» What you need to do
Pick out all lines with the word "heading" from the records that follow.

==== Entries supplied ====

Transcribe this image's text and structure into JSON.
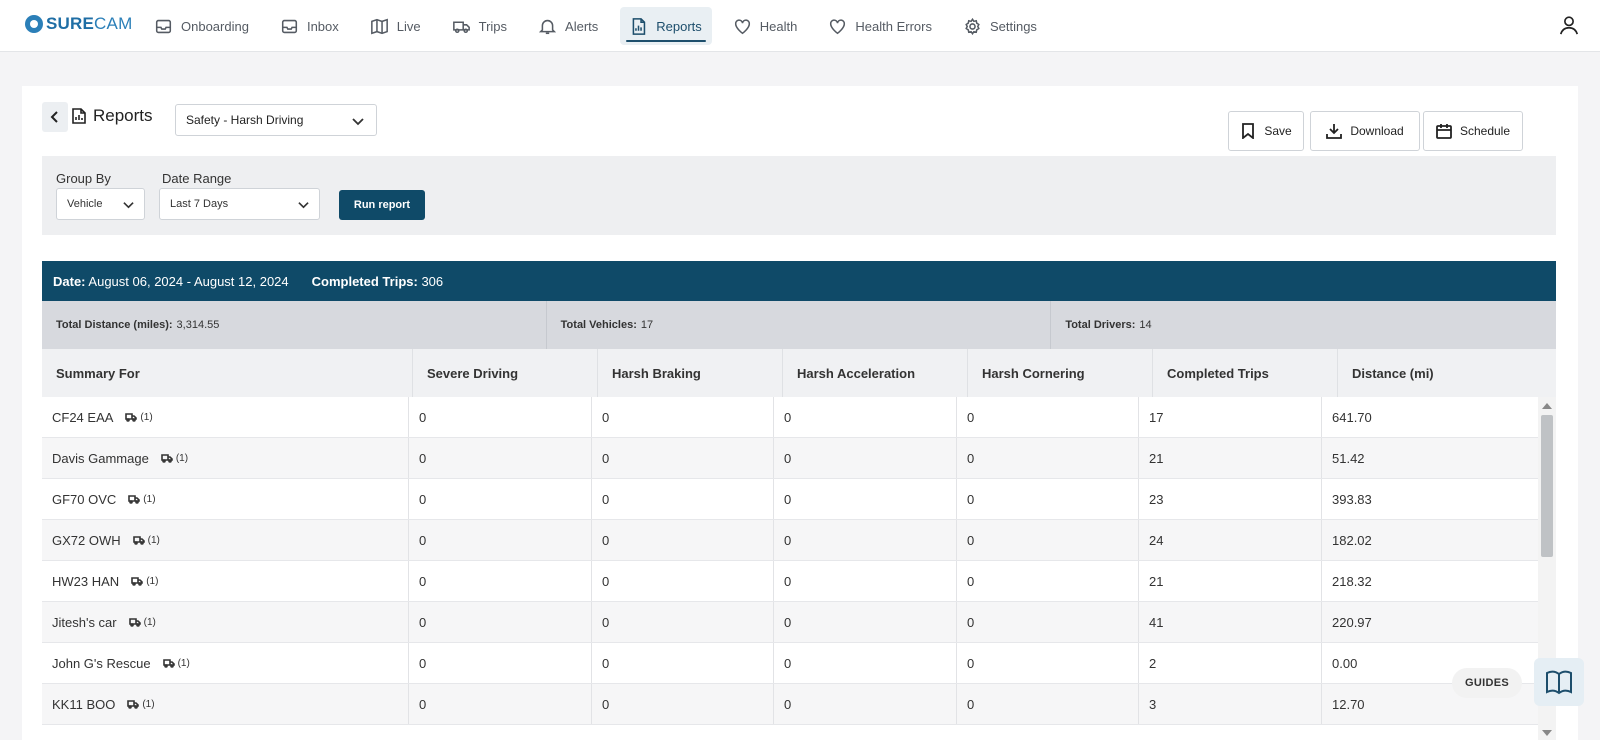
{
  "app": {
    "brand_bold": "SURE",
    "brand_rest": "CAM"
  },
  "nav": [
    {
      "label": "Onboarding",
      "icon": "inbox-check-icon"
    },
    {
      "label": "Inbox",
      "icon": "inbox-icon"
    },
    {
      "label": "Live",
      "icon": "map-icon"
    },
    {
      "label": "Trips",
      "icon": "truck-icon"
    },
    {
      "label": "Alerts",
      "icon": "bell-icon"
    },
    {
      "label": "Reports",
      "icon": "report-icon",
      "active": true
    },
    {
      "label": "Health",
      "icon": "heart-icon"
    },
    {
      "label": "Health Errors",
      "icon": "heart-icon"
    },
    {
      "label": "Settings",
      "icon": "gear-icon"
    }
  ],
  "header": {
    "title": "Reports",
    "report_type": "Safety - Harsh Driving",
    "actions": {
      "save": "Save",
      "download": "Download",
      "schedule": "Schedule"
    }
  },
  "filters": {
    "group_by_label": "Group By",
    "group_by_value": "Vehicle",
    "date_range_label": "Date Range",
    "date_range_value": "Last 7 Days",
    "run_label": "Run report"
  },
  "summary": {
    "date_label": "Date:",
    "date_value": "August 06, 2024 - August 12, 2024",
    "trips_label": "Completed Trips:",
    "trips_value": "306"
  },
  "totals": {
    "distance_label": "Total Distance (miles):",
    "distance_value": "3,314.55",
    "vehicles_label": "Total Vehicles:",
    "vehicles_value": "17",
    "drivers_label": "Total Drivers:",
    "drivers_value": "14"
  },
  "table": {
    "columns": [
      "Summary For",
      "Severe Driving",
      "Harsh Braking",
      "Harsh Acceleration",
      "Harsh Cornering",
      "Completed Trips",
      "Distance (mi)"
    ],
    "rows": [
      {
        "name": "CF24 EAA",
        "count": "(1)",
        "severe": "0",
        "braking": "0",
        "accel": "0",
        "cornering": "0",
        "trips": "17",
        "distance": "641.70"
      },
      {
        "name": "Davis Gammage",
        "count": "(1)",
        "severe": "0",
        "braking": "0",
        "accel": "0",
        "cornering": "0",
        "trips": "21",
        "distance": "51.42"
      },
      {
        "name": "GF70 OVC",
        "count": "(1)",
        "severe": "0",
        "braking": "0",
        "accel": "0",
        "cornering": "0",
        "trips": "23",
        "distance": "393.83"
      },
      {
        "name": "GX72 OWH",
        "count": "(1)",
        "severe": "0",
        "braking": "0",
        "accel": "0",
        "cornering": "0",
        "trips": "24",
        "distance": "182.02"
      },
      {
        "name": "HW23 HAN",
        "count": "(1)",
        "severe": "0",
        "braking": "0",
        "accel": "0",
        "cornering": "0",
        "trips": "21",
        "distance": "218.32"
      },
      {
        "name": "Jitesh's car",
        "count": "(1)",
        "severe": "0",
        "braking": "0",
        "accel": "0",
        "cornering": "0",
        "trips": "41",
        "distance": "220.97"
      },
      {
        "name": "John G's Rescue",
        "count": "(1)",
        "severe": "0",
        "braking": "0",
        "accel": "0",
        "cornering": "0",
        "trips": "2",
        "distance": "0.00"
      },
      {
        "name": "KK11 BOO",
        "count": "(1)",
        "severe": "0",
        "braking": "0",
        "accel": "0",
        "cornering": "0",
        "trips": "3",
        "distance": "12.70"
      }
    ]
  },
  "guides": {
    "label": "GUIDES"
  }
}
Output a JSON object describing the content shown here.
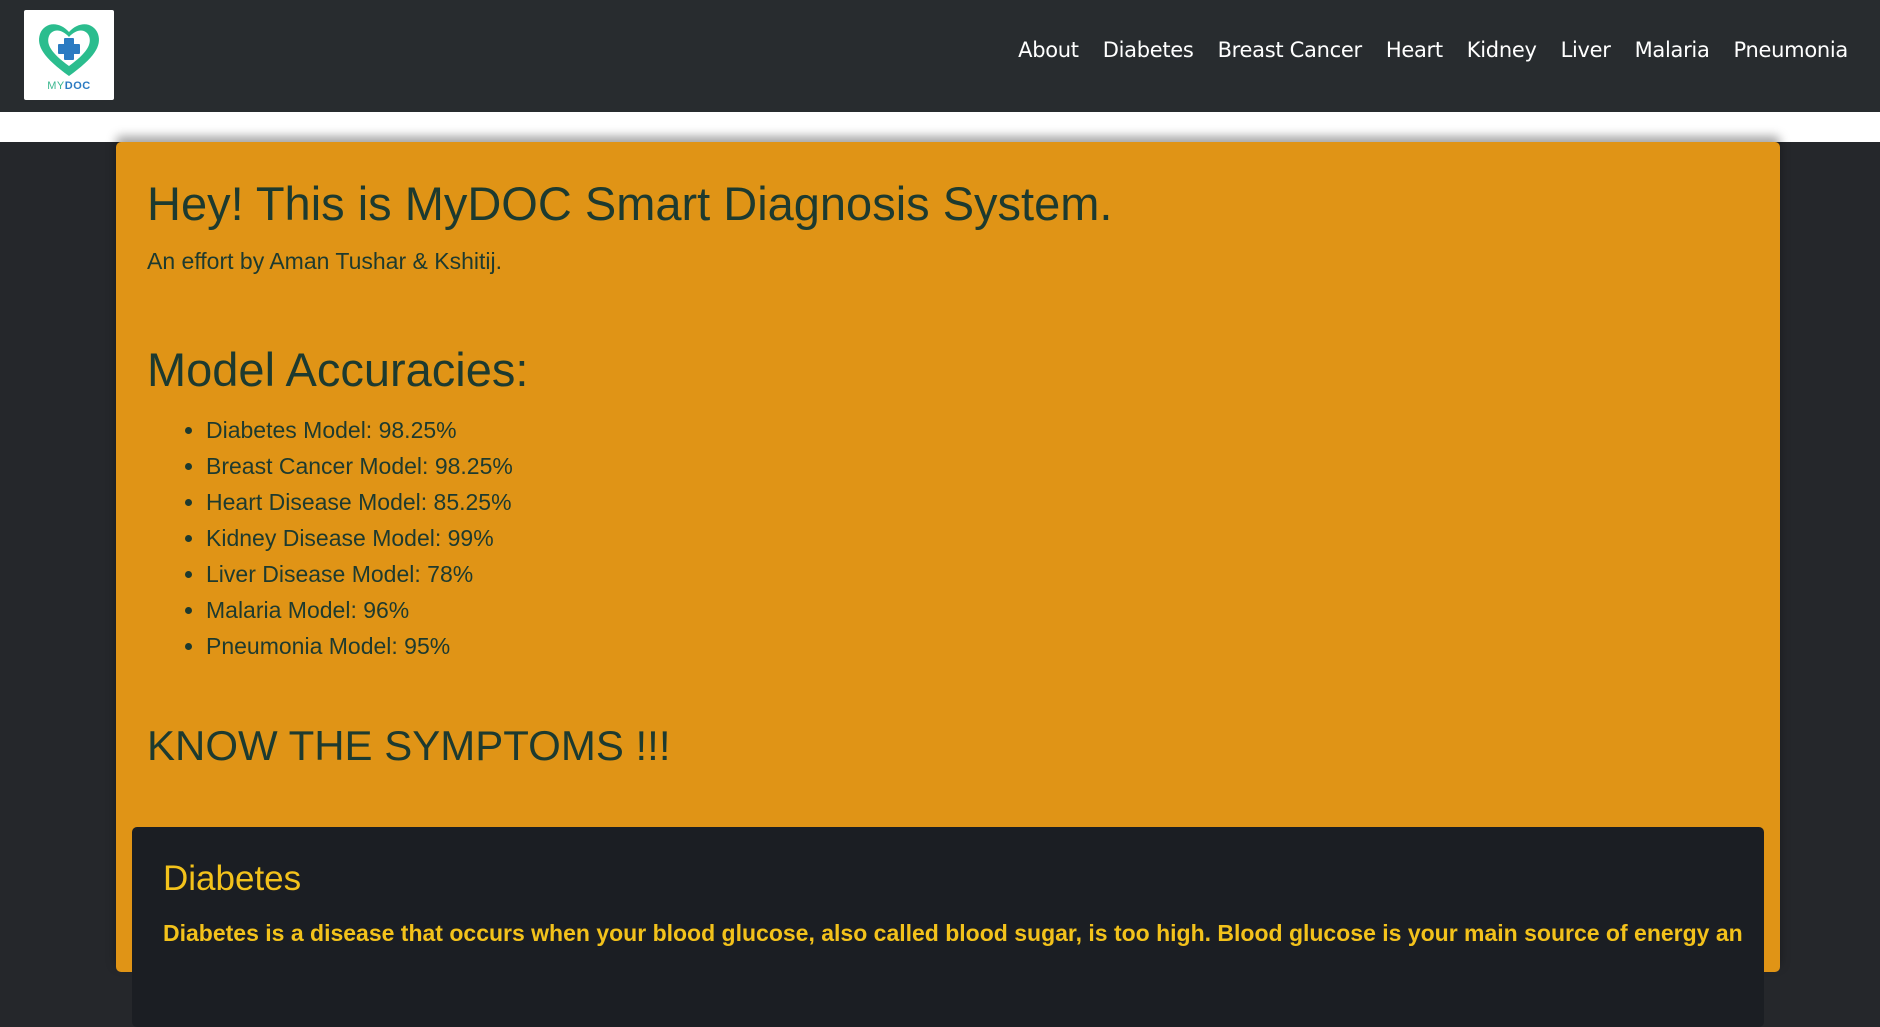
{
  "brand": {
    "logo_text_my": "MY",
    "logo_text_doc": "DOC"
  },
  "nav": {
    "links": [
      "About",
      "Diabetes",
      "Breast Cancer",
      "Heart",
      "Kidney",
      "Liver",
      "Malaria",
      "Pneumonia"
    ]
  },
  "hero": {
    "title": "Hey! This is MyDOC Smart Diagnosis System.",
    "subtitle": "An effort by Aman Tushar & Kshitij."
  },
  "accuracies": {
    "heading": "Model Accuracies:",
    "items": [
      "Diabetes Model: 98.25%",
      "Breast Cancer Model: 98.25%",
      "Heart Disease Model: 85.25%",
      "Kidney Disease Model: 99%",
      "Liver Disease Model: 78%",
      "Malaria Model: 96%",
      "Pneumonia Model: 95%"
    ]
  },
  "symptoms": {
    "heading": "KNOW THE SYMPTOMS !!!",
    "cards": [
      {
        "title": "Diabetes",
        "text": "Diabetes is a disease that occurs when your blood glucose, also called blood sugar, is too high. Blood glucose is your main source of energy and"
      }
    ]
  },
  "colors": {
    "navbar_bg": "#282c2f",
    "card_bg": "#e09416",
    "text_dark": "#1d3a2f",
    "inner_card_bg": "#1b1e23",
    "inner_text": "#f3c21b"
  }
}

====

» Complete output
    "heading": "Model Accuracies:",
    "heading": "KNOW THE SYMPTOMS !!!",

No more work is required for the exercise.